**STUDY QUESTIONS:**
**A)** In the ransomware text below, list the three words the first paragraph uses to describe how a cyberattack can be.
**B)** Copy the stretch of the ransomware text below from "As long as there" through "known as WannaCry." word for word.
**C)** Resume the piece on ransomware below from where it stops.

**TEXT SHOWN:**
============

As long as there have been banks, there have been bank robbers. In the past, bank robbers may have held up bank tellers at gunpoint. Today, threats are less visible—but just as frightening. This weekend’s massive ransomware attack demonstrated just how pervasive, far-reaching, and devastating a cyberattack can be.
What is ransomware?
Even if you hadn’t heard the word “ransomware” before, after this weekend, you’re probably talking about it quite a bit (or at least reading about it). On Friday, a global ransomware attack hit thousands of computer systems—and is being called “the biggest cyberattack the world has ever seen.” Organizations such as the UK’s National Health Service (NHS) and global companies like FedEx were affected by the ransomware strain, known as WannaCry.
Ransomware is a type of malware that encrypts data, making it impossible for the owners of that data to access it unless they pay a fee. In this case, the WannaCry virus spread through a vulnerability in Microsoft Windows software. Although the “hole” in the software that allowed the virus into the system could have been patched by a free upgrade from Microsoft in April, many computers that were infected were out-of-date devices that were likely not deemed worth the cost of an upgrade. Some were machines involved in functions that were too difficult to take offline to patch without disrupting crucial operations. This ransomware virus was unique because it spread independently through networks to unpatched devices, without the need for a person to download a file or visit a website.
- For a more in-depth review of the basics of ransomware and how to comprehensively protect your organization, download our free eBook or explore our ransomware resource page.

============

**DATA TO EXAMINE:**
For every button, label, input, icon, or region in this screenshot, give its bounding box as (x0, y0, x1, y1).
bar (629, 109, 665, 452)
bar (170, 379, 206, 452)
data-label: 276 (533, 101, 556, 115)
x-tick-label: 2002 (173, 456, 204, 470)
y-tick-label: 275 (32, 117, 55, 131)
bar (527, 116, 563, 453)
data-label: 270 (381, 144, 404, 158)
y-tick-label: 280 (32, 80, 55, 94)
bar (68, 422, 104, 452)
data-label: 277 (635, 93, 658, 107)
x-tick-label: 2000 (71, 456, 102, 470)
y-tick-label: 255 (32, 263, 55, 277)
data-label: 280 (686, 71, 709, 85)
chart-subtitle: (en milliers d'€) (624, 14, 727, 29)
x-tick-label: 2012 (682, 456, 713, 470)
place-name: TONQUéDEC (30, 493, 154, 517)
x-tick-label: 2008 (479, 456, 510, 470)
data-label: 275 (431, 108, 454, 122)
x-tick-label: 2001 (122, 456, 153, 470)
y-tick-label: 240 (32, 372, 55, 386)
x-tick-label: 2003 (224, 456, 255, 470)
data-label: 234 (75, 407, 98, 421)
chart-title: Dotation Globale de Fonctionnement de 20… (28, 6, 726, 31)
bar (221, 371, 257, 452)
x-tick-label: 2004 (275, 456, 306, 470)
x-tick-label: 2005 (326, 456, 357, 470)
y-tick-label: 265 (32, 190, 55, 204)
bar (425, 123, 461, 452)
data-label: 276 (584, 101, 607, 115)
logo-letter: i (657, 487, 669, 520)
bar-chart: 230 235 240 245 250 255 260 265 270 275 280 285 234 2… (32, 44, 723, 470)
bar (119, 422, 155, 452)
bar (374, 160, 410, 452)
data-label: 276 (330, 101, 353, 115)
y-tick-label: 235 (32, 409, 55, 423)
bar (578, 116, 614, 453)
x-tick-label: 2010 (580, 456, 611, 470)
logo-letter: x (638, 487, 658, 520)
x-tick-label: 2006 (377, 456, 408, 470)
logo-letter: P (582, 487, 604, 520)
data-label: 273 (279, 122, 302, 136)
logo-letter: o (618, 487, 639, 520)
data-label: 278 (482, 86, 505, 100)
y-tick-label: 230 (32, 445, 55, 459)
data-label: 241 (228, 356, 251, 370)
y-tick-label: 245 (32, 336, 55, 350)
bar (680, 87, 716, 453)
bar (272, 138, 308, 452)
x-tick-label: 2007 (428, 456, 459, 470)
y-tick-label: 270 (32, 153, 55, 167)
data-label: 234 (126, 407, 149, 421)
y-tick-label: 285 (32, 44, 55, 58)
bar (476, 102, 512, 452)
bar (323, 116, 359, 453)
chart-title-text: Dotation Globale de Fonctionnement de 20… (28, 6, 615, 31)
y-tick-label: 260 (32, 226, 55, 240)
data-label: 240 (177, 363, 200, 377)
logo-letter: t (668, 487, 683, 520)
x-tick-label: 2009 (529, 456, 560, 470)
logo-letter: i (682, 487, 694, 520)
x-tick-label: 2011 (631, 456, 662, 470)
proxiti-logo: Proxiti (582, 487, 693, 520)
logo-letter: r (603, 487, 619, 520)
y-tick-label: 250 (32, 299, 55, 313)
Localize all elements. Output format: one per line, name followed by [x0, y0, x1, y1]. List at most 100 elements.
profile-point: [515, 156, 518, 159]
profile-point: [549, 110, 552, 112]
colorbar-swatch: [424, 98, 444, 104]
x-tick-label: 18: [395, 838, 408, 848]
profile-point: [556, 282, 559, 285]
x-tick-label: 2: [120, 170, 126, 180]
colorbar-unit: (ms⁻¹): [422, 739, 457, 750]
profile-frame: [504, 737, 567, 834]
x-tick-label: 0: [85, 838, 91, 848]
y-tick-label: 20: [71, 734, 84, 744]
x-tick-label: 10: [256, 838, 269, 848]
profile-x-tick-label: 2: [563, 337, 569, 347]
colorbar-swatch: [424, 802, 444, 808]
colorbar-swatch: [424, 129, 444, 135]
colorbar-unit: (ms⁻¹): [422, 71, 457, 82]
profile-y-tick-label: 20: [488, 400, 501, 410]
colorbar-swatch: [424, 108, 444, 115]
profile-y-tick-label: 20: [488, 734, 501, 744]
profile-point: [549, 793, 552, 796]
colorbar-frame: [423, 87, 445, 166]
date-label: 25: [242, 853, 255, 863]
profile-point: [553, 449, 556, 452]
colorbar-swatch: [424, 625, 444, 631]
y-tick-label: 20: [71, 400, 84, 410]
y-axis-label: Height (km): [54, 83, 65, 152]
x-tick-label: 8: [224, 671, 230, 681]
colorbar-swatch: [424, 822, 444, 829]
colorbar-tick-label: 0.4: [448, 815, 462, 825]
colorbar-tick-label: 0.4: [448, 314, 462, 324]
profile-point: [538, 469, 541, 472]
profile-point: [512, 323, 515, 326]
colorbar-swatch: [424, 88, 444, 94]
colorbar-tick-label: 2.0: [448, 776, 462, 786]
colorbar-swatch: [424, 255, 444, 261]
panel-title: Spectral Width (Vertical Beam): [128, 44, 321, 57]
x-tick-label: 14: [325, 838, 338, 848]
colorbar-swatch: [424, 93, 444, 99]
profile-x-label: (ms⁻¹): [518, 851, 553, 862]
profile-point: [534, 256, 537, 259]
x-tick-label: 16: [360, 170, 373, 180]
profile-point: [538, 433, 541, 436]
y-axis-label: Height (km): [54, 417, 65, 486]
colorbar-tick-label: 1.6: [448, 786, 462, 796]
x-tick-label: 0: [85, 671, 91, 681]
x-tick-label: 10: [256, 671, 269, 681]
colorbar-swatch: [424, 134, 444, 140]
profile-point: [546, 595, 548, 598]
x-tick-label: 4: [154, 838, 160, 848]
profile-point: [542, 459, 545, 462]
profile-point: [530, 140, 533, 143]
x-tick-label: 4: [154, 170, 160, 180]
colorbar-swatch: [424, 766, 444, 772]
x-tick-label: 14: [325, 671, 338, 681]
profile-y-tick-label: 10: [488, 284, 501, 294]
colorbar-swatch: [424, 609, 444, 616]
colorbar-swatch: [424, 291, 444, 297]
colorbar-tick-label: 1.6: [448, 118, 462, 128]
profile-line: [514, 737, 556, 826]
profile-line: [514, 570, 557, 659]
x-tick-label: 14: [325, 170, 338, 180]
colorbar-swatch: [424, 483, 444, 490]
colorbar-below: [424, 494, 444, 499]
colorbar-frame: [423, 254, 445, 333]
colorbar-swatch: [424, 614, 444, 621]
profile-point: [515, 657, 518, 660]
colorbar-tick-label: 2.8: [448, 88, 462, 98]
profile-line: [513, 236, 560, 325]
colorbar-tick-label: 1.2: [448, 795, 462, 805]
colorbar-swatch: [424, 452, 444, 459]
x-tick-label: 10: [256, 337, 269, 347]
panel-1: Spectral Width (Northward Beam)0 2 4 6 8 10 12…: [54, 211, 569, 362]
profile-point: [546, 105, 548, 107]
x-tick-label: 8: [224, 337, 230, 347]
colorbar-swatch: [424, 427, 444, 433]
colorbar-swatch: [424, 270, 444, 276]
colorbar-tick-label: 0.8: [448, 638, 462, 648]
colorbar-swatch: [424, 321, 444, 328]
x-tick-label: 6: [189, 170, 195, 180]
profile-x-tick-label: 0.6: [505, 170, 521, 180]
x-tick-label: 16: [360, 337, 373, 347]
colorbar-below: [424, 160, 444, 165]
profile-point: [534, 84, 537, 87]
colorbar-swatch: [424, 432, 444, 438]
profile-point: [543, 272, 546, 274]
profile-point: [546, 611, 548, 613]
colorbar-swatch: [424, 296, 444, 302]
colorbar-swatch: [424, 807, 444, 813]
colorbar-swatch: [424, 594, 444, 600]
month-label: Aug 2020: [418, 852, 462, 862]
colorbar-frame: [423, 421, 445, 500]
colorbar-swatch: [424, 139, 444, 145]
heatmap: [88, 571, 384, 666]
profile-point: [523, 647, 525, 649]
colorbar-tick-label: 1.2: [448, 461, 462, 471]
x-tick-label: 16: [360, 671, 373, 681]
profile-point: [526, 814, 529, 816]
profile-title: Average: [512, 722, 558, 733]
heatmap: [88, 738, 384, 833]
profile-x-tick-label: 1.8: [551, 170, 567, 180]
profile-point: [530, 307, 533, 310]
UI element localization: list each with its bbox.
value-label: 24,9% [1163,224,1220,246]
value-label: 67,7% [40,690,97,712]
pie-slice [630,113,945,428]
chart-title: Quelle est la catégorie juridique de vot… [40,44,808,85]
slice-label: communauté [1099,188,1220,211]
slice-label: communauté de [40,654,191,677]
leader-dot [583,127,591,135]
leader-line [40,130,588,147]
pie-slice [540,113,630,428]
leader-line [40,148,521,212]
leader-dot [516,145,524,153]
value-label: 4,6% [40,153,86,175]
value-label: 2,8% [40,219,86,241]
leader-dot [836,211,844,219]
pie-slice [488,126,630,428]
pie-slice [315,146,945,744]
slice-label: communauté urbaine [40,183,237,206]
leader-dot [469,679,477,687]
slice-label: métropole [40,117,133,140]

============

**RESPONSES FOR EACH TASK:**
**A)**
pervasive
far-reaching
devastating

**B)**
As long as there have been banks, there have been bank robbers. In the past, bank robbers may have held up bank tellers at gunpoint. Today, threats are less visible—but just as frightening. This weekend’s massive ransomware attack demonstrated just how pervasive, far-reaching, and devastating a cyberattack can be.
What is ransomware?
Even if you hadn’t heard the word “ransomware” before, after this weekend, you’re probably talking about it quite a bit (or at least reading about it). On Friday, a global ransomware attack hit thousands of computer systems—and is being called “the biggest cyberattack the world has ever seen.” Organizations such as the UK’s National Health Service (NHS) and global companies like FedEx were affected by the ransomware strain, known as WannaCry.

**C)**
Cybercrime and financial services: Not a new relationship
Though this week’s WannaCry attack was one of the most visible and widespread cyberattacks, it wasn’t the first, and it won’t be the last. The 2016 Cybercrime Report from Cybersecurity Ventures predicts cybercrime will cost the world in excess of $6 trillion annually by 2021, making it more profitable than the global trade of all major illegal drugs combined. Cyber criminals can be ruthless and cunning, striking quickly inside a tiny window of time or space with temporarily limited security.
Most major financial services firms have major technical controls, staff, and processes in place, but many smaller banks and credit unions haven’t fully invested in secure networks and IT automation to help prepare for attacks. And there are many more attacks on the horizon. According to the Cisco 2017 Annual Cybersecurity Report, for example, ransomware is growing at a yearly rate of 350%.
One of the most compelling recent examples of a cunning modern-day bank robbery occurred in February 2016 when hackers breached Swift technology to heist $81 million from the Bank of Bangladesh. The Federal Reserve Bank of New York matched a set of codes assigned to the Bank of Bangladesh inside a series of 35 transfer requests and transferred $81 million of the Bangladesh bank’s money to the Philippines.
Is cybercrime already stealing your greatest asset?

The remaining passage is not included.